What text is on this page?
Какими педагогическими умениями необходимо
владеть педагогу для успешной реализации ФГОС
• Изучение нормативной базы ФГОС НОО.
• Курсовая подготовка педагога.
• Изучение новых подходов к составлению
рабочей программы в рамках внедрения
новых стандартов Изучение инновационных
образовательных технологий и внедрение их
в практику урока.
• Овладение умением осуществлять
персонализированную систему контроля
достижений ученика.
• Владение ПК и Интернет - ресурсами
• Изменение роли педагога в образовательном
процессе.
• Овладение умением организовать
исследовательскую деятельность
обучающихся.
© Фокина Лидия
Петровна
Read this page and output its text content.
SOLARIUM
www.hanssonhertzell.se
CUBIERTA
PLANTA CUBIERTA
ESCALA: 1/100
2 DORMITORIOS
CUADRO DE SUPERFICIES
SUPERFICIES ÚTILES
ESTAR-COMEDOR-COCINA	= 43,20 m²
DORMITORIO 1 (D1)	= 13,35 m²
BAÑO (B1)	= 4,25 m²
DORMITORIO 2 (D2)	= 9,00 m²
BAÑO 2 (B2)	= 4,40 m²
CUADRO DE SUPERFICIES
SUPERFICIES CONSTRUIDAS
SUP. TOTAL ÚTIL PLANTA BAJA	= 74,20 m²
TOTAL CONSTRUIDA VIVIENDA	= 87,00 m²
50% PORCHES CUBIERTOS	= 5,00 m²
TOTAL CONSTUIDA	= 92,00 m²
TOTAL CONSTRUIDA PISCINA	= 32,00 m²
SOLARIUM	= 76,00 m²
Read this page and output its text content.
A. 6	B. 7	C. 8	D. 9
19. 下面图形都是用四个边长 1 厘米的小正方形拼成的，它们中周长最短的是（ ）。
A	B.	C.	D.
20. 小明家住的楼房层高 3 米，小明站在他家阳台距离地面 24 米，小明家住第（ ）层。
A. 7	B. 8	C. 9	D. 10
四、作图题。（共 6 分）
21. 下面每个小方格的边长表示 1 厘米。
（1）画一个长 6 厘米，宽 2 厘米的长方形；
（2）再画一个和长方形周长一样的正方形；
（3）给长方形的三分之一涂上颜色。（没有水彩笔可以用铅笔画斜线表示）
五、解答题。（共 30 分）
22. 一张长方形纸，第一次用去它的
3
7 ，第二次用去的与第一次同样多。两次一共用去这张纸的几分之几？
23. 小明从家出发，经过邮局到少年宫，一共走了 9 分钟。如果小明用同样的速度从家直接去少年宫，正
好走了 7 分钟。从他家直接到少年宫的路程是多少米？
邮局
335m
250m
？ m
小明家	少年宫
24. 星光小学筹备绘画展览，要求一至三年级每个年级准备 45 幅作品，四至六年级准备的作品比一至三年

════════

STATED GOAL — Look above for lines with the word "новых" and copy them all.

RESPONSE —
• Изучение новых подходов к составлению
новых стандартов Изучение инновационных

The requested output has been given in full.